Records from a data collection

........

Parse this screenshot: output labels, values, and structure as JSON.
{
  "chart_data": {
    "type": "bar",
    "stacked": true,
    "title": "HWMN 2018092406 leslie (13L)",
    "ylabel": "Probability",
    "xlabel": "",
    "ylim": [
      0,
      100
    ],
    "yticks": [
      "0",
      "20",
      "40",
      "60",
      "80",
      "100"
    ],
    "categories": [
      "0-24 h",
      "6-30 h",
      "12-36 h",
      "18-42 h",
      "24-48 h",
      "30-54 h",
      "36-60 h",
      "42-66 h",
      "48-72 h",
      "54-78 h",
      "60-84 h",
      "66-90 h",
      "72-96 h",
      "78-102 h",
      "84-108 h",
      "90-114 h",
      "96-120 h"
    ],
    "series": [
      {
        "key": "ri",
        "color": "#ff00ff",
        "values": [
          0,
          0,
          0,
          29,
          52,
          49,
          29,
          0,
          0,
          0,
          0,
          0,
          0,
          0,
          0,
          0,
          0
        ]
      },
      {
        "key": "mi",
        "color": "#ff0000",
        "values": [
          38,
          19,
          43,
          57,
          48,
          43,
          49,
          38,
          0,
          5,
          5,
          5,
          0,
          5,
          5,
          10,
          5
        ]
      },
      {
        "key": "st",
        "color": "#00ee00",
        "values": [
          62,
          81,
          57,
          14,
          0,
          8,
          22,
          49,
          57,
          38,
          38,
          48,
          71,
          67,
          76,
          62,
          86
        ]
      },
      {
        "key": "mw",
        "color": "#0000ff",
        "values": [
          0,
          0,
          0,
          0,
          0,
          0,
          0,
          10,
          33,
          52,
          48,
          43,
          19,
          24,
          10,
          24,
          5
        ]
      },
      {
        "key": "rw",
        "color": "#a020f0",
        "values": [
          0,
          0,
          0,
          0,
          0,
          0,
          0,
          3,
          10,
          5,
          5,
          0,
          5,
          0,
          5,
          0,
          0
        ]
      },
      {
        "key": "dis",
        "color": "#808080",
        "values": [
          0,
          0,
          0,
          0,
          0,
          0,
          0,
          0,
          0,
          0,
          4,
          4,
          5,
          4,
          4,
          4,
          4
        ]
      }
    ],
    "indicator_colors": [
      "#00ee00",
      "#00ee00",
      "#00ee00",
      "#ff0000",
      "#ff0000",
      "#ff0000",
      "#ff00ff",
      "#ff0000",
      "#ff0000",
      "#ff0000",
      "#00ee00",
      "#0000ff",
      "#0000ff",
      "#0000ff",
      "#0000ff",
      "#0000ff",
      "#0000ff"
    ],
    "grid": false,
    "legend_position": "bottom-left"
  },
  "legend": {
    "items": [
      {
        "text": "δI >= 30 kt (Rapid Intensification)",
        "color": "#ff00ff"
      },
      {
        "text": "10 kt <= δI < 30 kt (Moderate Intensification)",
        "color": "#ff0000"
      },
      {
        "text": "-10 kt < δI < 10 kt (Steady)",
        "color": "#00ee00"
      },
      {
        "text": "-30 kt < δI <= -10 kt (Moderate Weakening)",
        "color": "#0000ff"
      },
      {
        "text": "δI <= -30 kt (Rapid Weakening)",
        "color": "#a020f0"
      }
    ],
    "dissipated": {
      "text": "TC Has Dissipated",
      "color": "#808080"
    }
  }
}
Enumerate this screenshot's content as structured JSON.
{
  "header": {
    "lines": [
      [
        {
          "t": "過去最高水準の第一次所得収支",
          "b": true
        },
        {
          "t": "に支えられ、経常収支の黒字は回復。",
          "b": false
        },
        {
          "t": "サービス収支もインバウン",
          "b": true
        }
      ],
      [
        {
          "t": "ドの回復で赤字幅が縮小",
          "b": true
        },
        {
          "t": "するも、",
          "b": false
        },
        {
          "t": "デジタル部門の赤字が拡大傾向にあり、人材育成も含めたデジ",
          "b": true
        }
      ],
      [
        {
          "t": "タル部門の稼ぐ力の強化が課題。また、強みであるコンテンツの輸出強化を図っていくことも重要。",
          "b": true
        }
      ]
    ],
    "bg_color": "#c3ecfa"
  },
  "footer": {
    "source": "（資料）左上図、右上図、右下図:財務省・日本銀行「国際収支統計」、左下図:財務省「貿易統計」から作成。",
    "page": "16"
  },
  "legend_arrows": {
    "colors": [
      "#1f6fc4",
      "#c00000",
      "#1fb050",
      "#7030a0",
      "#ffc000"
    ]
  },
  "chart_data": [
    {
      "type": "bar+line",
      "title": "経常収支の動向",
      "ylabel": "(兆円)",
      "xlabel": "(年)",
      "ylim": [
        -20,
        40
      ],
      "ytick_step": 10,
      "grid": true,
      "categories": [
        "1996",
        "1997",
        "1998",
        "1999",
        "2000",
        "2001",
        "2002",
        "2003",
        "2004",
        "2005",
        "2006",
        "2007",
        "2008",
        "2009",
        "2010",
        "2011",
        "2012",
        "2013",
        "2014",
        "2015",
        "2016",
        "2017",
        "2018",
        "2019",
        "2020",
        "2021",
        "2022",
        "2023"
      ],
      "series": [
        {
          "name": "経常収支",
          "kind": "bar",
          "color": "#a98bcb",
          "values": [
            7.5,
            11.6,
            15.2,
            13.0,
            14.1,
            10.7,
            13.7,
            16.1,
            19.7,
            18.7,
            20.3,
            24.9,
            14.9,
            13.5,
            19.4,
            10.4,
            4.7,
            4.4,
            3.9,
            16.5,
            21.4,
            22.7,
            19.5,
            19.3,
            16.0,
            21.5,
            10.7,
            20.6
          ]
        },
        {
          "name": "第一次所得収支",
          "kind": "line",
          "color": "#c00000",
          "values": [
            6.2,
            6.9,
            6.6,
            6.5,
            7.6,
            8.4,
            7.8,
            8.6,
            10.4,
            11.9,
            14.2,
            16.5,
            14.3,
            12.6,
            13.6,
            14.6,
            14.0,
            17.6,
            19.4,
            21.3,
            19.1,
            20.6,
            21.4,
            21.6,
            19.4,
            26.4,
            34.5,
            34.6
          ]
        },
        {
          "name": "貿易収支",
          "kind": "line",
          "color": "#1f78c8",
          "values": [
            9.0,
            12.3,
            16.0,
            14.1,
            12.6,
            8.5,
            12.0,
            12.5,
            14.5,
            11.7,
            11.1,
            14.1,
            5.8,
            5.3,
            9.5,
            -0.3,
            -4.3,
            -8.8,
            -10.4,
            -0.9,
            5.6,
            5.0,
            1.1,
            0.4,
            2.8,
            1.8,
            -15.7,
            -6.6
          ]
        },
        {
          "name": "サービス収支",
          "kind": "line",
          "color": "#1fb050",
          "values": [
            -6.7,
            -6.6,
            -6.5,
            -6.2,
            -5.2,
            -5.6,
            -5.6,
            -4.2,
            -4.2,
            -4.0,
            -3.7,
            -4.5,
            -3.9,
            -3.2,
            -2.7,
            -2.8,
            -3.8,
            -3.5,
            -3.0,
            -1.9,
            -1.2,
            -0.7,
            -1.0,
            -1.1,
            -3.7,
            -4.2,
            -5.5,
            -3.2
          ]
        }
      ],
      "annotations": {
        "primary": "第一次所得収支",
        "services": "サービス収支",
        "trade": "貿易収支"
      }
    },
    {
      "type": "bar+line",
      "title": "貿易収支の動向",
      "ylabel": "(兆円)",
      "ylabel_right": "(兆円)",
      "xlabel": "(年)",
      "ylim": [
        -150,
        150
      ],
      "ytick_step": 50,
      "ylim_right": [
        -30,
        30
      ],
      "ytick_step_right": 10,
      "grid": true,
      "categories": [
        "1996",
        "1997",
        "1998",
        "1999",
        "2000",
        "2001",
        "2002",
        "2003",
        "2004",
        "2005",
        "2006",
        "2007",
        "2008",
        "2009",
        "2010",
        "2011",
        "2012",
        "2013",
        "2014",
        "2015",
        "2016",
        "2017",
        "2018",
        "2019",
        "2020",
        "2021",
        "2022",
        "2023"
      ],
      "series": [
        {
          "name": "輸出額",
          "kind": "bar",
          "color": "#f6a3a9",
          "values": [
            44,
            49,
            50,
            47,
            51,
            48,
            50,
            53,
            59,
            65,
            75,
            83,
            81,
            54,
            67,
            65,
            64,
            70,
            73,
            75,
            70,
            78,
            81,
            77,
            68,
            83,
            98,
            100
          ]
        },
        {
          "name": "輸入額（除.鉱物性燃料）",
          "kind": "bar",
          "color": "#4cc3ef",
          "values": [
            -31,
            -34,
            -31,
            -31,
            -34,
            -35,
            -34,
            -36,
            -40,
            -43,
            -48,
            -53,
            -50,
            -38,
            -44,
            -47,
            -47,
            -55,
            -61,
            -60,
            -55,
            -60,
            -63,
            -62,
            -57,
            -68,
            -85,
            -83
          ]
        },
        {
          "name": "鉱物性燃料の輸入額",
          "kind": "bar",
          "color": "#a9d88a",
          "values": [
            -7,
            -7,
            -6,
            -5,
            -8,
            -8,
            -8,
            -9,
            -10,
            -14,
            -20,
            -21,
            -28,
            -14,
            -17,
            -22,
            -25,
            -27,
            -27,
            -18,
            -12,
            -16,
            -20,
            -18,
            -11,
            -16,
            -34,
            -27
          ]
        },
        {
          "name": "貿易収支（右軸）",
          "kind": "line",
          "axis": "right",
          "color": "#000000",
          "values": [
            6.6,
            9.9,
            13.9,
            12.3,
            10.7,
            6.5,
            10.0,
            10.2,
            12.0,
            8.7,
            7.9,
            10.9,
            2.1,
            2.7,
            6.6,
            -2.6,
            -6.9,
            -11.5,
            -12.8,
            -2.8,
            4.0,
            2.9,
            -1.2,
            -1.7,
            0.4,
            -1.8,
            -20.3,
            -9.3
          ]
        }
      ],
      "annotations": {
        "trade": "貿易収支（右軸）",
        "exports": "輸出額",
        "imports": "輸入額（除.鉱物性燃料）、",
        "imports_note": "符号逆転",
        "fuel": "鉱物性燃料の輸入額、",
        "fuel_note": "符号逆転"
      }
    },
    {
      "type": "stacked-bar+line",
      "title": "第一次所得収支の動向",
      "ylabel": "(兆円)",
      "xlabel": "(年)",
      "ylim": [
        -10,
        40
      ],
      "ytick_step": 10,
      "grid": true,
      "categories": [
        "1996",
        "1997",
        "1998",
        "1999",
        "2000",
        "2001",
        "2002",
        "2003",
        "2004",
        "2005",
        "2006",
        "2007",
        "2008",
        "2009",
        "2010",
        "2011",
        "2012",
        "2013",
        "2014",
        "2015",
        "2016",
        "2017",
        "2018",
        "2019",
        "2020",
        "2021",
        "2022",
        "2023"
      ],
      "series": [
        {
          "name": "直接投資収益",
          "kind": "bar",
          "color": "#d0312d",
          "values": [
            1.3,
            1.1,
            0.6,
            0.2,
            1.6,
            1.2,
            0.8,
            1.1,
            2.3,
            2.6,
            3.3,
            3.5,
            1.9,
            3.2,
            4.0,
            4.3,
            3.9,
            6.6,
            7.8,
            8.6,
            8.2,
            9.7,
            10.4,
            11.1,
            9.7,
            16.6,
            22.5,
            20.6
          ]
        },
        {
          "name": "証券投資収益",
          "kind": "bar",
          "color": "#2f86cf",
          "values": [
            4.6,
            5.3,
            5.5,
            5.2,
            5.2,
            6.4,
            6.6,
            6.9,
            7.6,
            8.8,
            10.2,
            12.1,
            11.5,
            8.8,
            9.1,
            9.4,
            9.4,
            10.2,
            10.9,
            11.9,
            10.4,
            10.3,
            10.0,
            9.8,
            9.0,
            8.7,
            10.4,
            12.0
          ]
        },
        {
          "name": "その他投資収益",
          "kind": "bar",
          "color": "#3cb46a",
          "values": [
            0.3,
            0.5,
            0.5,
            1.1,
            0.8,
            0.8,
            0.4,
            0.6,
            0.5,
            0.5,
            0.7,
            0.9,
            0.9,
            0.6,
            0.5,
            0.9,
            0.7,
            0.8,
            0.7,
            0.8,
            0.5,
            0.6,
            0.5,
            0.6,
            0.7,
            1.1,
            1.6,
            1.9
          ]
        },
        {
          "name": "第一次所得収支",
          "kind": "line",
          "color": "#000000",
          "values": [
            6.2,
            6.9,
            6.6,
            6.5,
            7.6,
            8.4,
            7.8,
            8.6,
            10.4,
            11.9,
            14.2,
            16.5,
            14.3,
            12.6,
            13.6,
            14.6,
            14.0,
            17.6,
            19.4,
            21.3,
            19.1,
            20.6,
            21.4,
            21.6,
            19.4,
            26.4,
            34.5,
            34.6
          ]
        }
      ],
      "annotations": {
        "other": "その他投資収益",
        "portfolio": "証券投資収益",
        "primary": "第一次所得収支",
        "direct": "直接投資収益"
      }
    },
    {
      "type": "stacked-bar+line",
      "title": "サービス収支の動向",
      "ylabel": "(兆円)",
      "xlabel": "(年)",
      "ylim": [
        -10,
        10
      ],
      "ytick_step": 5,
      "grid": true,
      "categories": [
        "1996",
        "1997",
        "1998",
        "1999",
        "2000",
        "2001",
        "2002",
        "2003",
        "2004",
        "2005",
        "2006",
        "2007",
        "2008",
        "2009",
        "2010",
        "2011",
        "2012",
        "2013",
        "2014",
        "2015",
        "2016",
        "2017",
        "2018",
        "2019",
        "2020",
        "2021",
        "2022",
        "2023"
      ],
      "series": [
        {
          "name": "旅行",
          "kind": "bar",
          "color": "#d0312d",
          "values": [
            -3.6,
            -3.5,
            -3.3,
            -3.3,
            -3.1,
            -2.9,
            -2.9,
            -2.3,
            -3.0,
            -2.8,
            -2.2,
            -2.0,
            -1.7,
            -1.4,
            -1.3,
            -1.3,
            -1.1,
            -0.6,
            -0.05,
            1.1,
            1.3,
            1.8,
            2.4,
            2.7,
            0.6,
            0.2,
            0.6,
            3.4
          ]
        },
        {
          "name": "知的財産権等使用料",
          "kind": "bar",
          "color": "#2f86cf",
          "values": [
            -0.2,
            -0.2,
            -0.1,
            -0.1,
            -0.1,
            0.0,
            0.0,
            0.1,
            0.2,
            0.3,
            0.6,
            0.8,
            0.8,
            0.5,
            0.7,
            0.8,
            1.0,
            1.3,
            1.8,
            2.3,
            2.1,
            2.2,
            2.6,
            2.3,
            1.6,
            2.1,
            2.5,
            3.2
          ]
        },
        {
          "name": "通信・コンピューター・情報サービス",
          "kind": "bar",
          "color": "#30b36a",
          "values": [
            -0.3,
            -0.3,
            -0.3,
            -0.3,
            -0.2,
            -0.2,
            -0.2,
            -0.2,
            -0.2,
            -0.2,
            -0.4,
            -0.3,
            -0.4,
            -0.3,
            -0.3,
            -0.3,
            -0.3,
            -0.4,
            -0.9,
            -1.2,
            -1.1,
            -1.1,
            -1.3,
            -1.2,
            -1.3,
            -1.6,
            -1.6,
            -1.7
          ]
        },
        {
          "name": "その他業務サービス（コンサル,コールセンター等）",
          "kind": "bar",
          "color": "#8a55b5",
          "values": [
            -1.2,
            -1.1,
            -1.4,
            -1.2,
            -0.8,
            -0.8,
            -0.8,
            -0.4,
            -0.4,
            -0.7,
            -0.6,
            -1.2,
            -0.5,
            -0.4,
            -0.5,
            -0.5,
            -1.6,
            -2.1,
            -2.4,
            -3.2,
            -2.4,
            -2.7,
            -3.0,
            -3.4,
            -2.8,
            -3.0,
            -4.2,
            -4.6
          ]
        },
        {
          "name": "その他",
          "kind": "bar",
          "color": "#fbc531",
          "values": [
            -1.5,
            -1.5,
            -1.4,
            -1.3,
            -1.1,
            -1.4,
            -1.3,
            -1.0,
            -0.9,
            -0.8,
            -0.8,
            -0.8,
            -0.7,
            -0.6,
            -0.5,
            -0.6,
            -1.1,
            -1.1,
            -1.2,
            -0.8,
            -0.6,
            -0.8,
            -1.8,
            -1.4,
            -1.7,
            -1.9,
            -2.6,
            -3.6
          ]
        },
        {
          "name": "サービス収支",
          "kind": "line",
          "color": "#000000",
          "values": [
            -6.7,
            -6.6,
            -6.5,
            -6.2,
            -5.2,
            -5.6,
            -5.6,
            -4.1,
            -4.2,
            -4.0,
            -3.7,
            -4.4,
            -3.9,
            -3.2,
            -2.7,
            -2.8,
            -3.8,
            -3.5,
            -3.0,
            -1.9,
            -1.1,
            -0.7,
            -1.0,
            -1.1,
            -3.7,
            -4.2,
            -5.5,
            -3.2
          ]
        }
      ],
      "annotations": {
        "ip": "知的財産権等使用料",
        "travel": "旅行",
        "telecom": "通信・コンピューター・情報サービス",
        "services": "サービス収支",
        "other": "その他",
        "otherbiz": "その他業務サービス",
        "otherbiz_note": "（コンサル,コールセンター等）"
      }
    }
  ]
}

........

● TASK BRIEF:
Find the lines above holding the word "JSON" and show them.

● SOLUTION:
Parse this screenshot: output labels, values, and structure as JSON.
Enumerate this screenshot's content as structured JSON.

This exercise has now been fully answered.